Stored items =

------------------------------------------------------------------------

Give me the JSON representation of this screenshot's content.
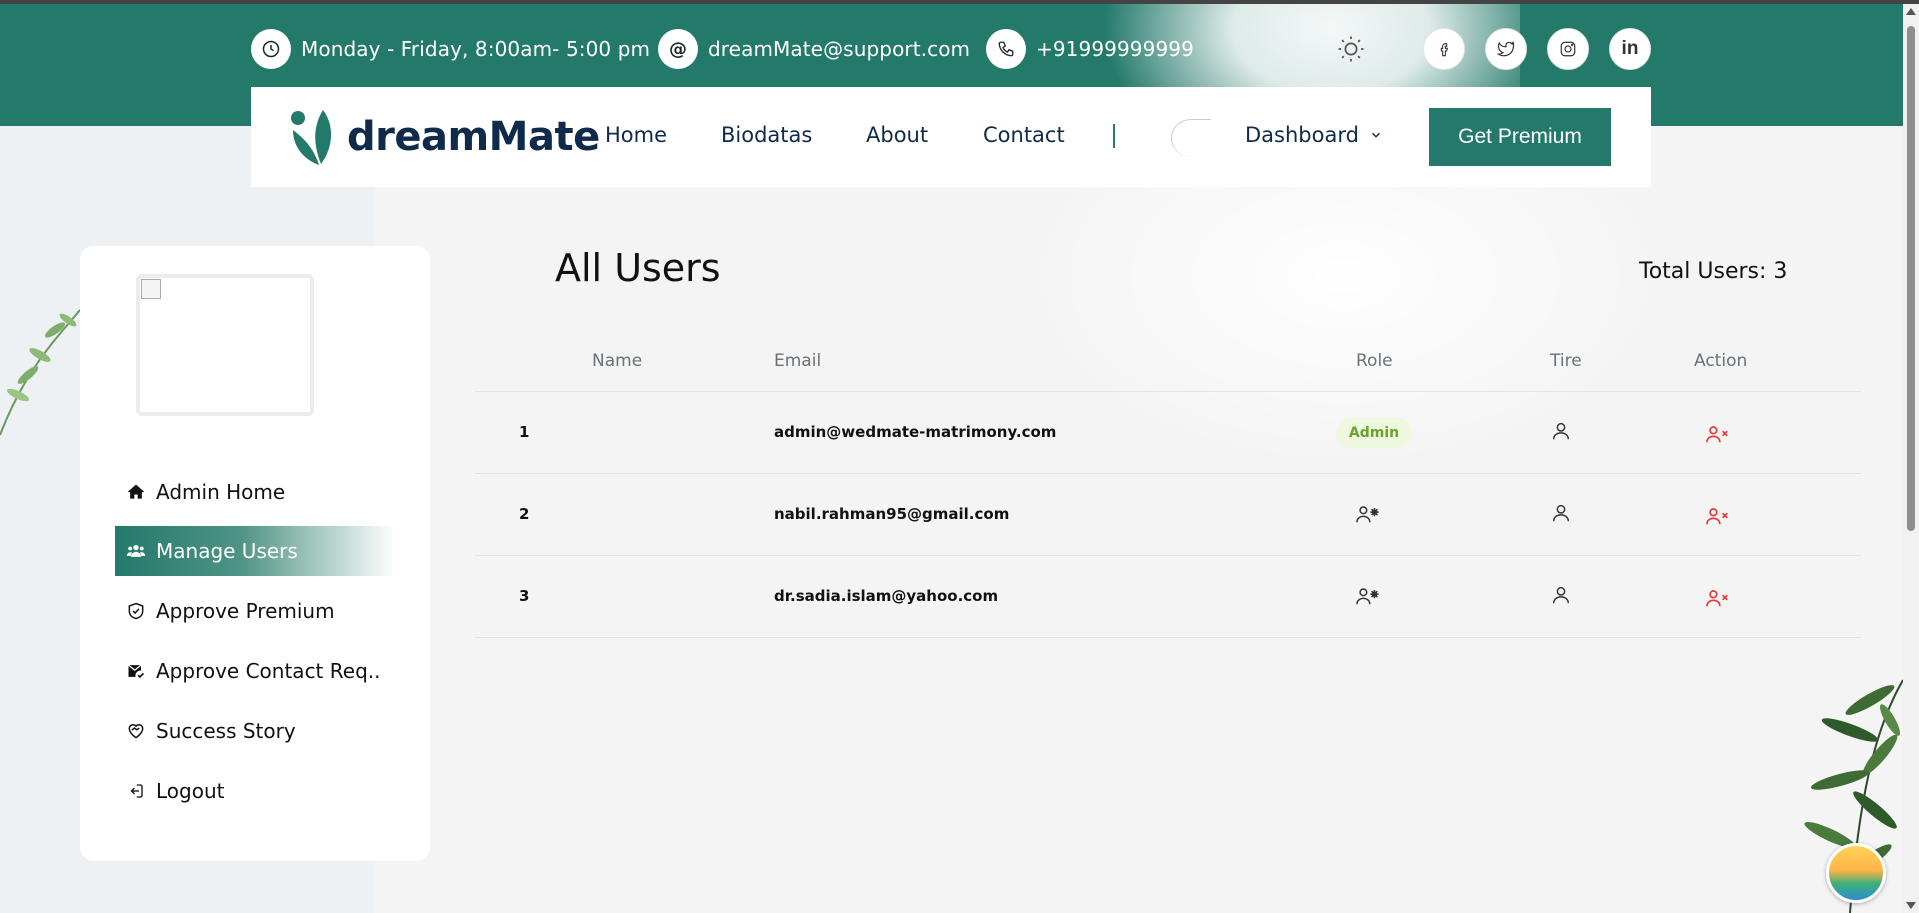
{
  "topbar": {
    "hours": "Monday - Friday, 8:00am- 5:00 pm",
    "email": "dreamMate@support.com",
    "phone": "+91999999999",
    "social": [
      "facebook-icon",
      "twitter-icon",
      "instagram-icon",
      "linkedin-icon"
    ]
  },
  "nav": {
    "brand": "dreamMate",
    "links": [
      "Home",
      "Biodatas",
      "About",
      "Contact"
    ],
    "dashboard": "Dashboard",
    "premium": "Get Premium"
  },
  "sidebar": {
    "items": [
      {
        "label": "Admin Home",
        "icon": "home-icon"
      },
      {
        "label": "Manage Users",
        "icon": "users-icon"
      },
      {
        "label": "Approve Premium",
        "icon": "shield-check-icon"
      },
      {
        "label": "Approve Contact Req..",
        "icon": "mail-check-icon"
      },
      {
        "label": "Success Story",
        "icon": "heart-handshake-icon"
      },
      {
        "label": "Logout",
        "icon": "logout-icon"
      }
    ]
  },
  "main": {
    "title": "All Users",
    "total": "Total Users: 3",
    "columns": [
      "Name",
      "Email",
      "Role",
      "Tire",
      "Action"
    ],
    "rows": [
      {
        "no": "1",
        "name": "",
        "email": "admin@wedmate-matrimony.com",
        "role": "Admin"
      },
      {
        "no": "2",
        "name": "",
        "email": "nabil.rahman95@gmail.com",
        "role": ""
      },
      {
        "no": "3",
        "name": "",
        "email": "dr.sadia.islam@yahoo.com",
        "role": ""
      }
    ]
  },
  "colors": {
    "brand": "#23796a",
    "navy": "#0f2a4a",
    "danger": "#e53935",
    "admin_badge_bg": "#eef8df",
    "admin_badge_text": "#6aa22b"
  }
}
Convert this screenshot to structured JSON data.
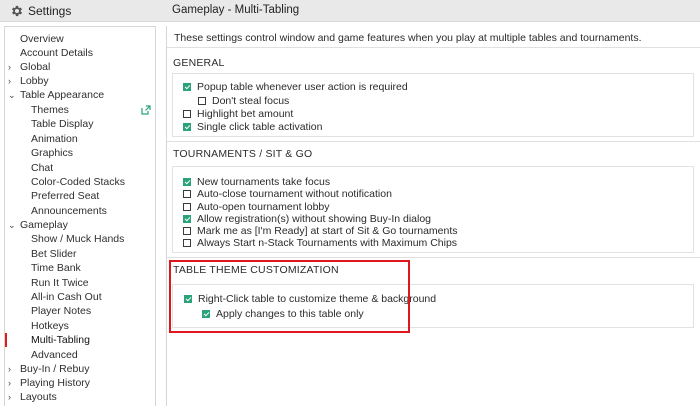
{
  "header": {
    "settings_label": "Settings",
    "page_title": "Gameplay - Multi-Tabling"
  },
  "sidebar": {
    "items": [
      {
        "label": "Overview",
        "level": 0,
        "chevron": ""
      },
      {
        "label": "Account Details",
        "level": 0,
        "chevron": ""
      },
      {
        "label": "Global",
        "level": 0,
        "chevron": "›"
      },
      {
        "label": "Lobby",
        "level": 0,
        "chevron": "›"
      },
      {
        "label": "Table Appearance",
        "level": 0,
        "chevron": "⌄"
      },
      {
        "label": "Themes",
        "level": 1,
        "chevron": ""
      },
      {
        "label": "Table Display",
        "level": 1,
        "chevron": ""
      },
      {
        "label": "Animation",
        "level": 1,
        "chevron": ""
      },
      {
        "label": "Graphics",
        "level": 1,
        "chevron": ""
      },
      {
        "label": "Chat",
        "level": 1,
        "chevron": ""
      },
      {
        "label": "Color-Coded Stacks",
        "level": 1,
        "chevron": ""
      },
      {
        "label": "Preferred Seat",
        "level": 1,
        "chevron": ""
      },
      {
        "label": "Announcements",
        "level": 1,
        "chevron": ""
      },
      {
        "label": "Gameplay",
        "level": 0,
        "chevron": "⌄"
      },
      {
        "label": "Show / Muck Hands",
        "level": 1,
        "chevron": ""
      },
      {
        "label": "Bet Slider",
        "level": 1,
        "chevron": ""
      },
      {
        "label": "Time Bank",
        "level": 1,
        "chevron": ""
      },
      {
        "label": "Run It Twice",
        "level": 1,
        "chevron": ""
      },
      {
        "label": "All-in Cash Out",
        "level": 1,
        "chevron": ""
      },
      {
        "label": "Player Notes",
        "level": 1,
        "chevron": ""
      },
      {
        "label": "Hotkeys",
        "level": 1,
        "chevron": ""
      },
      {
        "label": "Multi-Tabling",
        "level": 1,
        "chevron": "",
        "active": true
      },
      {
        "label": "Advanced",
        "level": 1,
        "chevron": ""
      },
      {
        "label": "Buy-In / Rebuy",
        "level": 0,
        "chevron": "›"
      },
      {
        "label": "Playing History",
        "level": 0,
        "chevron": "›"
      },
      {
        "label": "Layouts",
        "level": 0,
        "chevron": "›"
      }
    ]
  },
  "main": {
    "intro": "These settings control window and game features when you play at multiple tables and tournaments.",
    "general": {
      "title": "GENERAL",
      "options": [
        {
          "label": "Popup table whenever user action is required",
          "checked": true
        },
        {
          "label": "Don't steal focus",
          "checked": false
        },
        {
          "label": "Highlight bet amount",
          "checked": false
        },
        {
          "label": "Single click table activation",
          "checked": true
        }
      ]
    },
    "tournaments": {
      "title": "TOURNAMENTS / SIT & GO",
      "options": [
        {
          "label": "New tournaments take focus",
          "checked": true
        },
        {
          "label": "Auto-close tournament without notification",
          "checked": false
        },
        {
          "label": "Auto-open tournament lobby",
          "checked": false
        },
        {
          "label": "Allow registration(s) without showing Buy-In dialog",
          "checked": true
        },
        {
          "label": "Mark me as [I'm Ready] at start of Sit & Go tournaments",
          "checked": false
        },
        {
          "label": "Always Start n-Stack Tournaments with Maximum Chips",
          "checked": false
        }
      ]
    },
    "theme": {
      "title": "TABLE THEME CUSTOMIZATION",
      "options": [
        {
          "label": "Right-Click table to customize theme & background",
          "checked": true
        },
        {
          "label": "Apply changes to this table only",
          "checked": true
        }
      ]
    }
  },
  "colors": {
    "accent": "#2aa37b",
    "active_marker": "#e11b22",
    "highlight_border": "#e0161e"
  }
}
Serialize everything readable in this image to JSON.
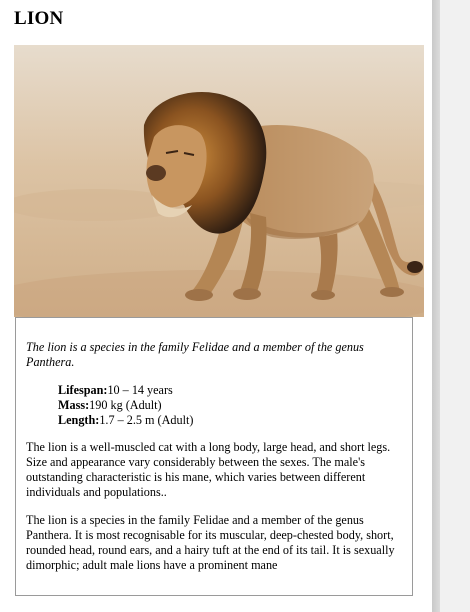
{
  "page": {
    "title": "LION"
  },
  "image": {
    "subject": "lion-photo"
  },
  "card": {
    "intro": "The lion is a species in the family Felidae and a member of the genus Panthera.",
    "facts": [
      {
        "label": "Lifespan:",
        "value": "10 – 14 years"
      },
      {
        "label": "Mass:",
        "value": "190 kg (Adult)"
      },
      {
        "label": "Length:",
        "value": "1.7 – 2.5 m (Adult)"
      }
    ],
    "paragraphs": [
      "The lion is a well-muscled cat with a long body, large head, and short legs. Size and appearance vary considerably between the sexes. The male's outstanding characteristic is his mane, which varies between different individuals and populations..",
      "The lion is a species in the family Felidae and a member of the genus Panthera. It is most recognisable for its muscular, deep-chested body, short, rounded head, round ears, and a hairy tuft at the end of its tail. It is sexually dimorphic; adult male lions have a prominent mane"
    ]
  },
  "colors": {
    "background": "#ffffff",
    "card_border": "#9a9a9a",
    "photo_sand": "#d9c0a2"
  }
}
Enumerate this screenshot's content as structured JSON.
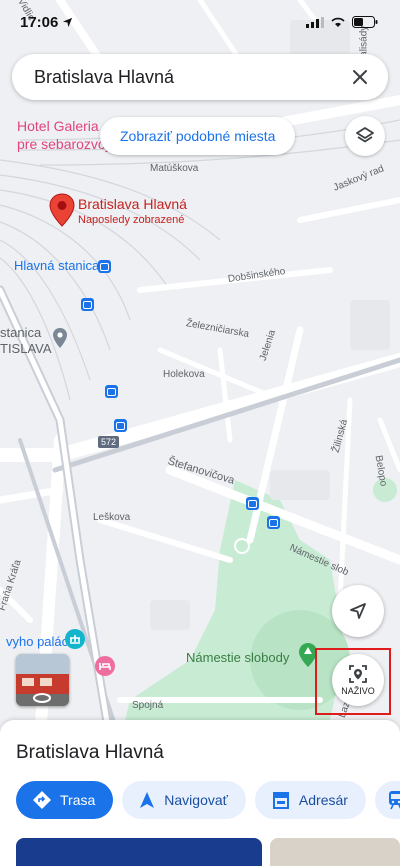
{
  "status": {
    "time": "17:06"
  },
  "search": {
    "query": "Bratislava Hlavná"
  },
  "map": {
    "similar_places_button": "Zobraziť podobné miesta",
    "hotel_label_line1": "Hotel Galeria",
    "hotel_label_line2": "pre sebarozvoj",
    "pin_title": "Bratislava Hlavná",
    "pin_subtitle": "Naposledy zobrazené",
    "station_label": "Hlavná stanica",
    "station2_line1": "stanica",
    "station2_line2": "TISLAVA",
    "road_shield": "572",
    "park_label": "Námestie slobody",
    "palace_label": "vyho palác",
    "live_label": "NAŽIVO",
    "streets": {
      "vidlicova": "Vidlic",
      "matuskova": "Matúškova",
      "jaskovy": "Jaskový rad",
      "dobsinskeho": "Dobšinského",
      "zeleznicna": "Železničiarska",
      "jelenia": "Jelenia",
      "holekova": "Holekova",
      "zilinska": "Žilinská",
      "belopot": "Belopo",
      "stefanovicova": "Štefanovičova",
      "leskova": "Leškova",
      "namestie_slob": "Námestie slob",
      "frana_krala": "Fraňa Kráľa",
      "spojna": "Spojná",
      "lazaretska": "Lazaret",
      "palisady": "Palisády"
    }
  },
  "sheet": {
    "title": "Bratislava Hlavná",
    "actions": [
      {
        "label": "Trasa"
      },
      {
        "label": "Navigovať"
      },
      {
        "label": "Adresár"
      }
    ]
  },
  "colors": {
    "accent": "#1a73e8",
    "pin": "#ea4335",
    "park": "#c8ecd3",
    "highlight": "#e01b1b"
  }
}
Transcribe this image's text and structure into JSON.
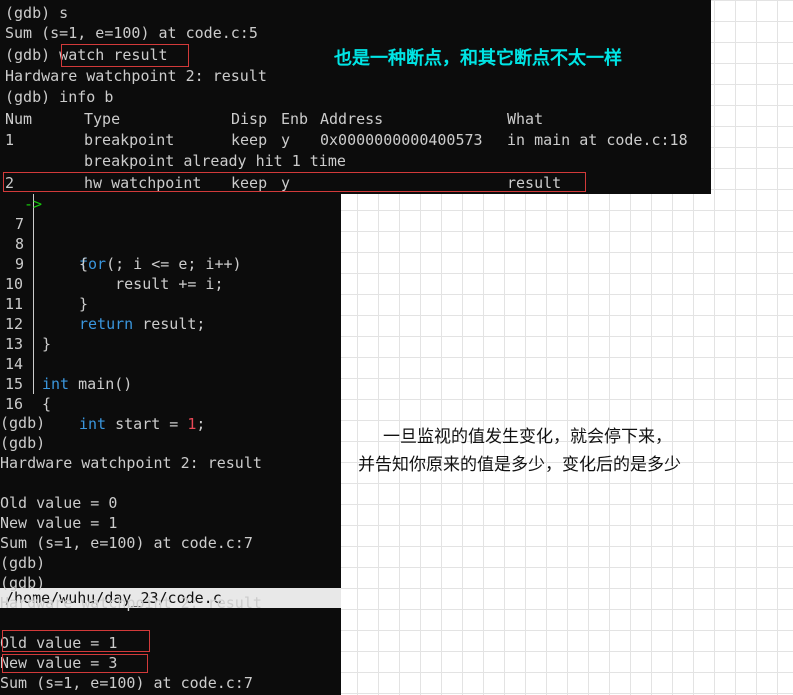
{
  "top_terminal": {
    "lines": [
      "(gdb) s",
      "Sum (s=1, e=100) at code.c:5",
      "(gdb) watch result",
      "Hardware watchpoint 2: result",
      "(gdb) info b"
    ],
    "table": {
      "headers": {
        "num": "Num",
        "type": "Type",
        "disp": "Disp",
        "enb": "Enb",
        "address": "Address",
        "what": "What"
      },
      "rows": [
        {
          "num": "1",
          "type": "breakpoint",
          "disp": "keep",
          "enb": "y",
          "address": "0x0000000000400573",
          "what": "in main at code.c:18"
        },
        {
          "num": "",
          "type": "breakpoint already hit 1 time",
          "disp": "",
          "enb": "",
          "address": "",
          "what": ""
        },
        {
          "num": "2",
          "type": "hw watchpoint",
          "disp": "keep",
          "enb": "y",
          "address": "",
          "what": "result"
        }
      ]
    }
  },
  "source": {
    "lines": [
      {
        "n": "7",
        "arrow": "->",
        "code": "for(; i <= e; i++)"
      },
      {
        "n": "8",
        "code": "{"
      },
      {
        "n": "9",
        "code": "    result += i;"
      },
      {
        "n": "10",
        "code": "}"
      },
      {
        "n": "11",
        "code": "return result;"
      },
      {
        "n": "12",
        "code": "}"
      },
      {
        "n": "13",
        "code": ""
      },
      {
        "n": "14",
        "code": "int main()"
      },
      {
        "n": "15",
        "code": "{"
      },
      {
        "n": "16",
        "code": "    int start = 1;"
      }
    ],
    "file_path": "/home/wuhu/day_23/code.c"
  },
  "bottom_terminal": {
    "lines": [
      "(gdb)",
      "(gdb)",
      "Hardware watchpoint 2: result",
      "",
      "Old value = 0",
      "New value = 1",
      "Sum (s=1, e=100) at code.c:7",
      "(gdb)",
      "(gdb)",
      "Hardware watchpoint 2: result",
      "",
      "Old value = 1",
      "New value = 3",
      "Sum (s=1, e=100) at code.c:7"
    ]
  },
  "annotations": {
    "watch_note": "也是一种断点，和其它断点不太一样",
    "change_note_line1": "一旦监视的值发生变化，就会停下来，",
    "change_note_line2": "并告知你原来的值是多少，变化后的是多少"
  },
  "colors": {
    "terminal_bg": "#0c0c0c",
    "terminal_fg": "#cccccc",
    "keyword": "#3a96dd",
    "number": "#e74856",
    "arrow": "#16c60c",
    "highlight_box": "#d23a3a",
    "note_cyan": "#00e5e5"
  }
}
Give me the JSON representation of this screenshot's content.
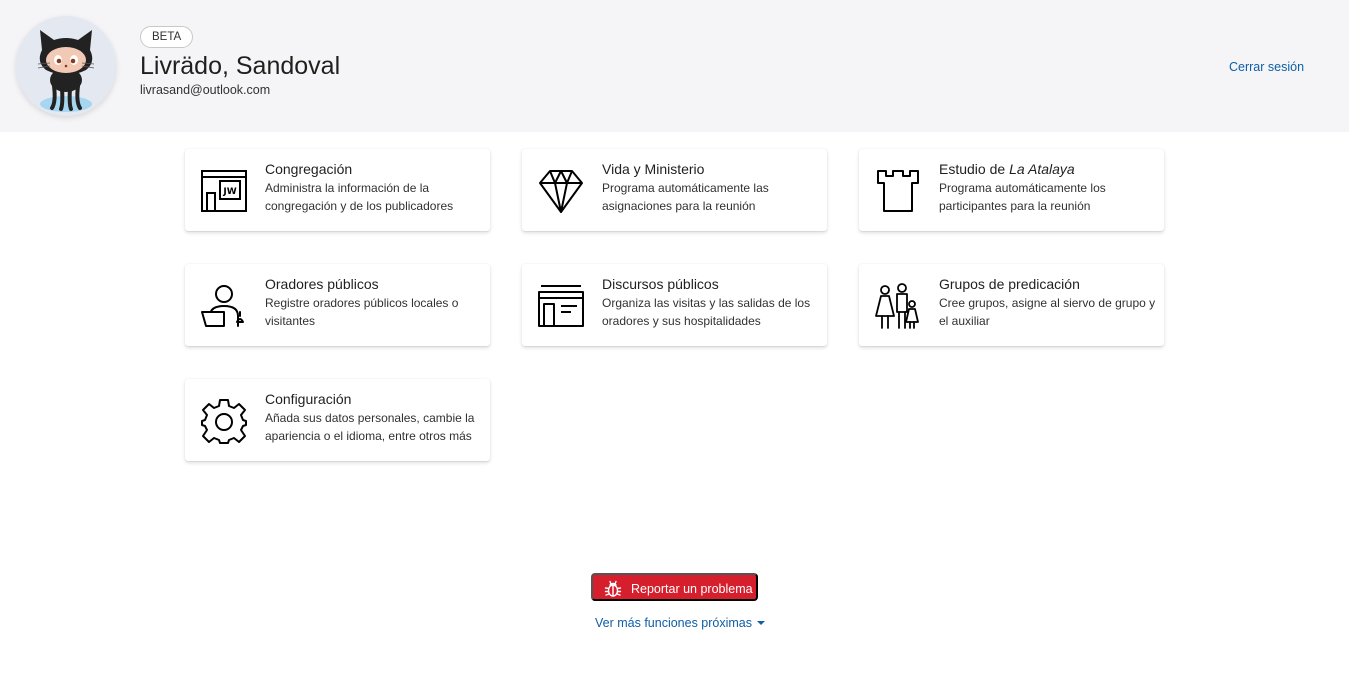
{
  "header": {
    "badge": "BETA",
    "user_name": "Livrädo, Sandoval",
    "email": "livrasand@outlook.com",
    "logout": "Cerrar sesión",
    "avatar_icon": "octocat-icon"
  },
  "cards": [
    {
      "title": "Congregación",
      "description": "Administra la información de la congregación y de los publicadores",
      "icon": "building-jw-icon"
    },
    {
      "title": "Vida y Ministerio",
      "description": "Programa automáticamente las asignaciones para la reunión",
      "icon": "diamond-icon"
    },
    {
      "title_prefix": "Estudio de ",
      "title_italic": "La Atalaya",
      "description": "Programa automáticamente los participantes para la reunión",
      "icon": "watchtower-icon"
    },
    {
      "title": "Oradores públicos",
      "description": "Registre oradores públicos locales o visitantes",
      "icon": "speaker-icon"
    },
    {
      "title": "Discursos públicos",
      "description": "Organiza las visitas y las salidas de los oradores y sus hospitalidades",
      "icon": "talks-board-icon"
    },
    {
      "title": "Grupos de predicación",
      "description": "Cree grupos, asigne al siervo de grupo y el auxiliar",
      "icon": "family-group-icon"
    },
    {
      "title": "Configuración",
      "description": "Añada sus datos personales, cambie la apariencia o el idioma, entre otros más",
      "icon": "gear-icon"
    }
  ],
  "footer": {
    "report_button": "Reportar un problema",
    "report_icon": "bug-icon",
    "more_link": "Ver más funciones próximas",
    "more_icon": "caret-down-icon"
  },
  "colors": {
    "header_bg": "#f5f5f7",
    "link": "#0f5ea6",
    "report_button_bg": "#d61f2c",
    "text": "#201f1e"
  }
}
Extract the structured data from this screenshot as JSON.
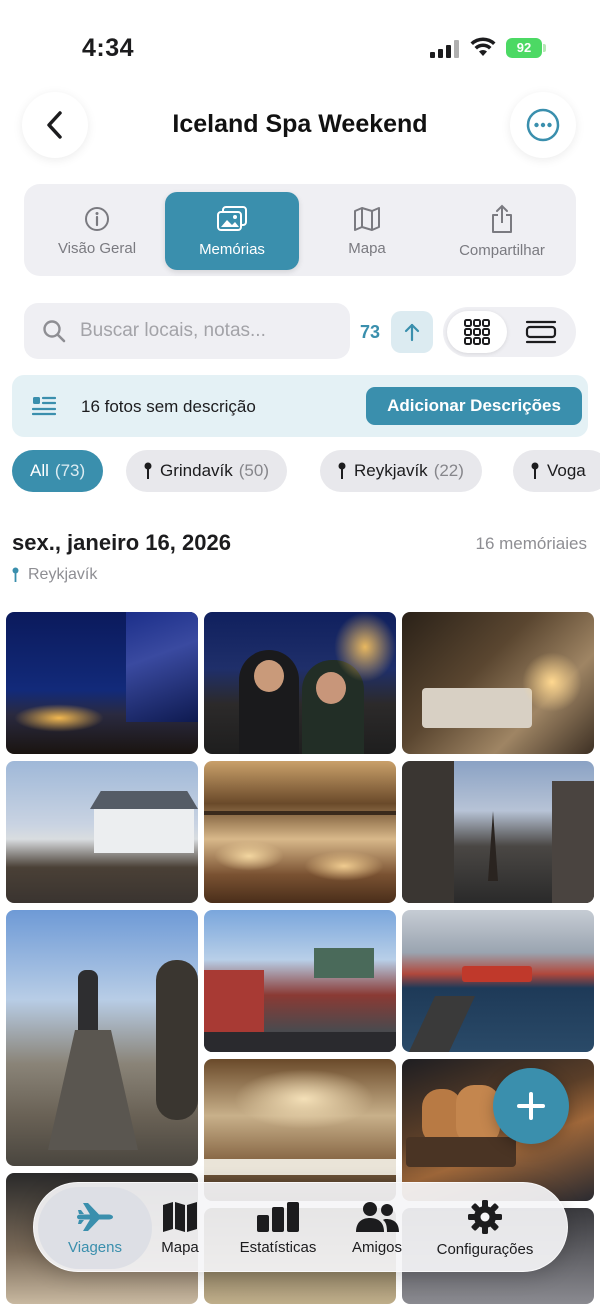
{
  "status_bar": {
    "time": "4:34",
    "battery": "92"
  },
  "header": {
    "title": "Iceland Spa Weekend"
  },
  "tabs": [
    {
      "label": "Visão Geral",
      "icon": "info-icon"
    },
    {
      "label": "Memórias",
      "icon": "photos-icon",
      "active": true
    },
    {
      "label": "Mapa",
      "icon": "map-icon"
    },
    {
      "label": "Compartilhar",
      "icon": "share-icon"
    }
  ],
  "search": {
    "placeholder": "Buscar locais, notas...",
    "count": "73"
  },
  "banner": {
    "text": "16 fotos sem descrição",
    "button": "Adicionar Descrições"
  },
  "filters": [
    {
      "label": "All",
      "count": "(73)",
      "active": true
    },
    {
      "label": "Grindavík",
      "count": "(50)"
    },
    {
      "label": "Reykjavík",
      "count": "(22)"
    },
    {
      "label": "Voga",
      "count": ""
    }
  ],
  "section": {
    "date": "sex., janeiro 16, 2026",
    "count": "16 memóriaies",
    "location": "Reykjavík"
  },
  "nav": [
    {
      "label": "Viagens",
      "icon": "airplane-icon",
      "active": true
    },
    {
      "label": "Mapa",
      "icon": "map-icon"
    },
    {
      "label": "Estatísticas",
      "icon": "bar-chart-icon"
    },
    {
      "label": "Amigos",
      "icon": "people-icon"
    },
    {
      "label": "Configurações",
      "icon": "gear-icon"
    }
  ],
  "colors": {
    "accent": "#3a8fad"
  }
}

------------------------------------------------------------------------

Problem statement =
Exactly how many lines of the listing above contain the string "mane"? Give no more than the number.

Correct output =
2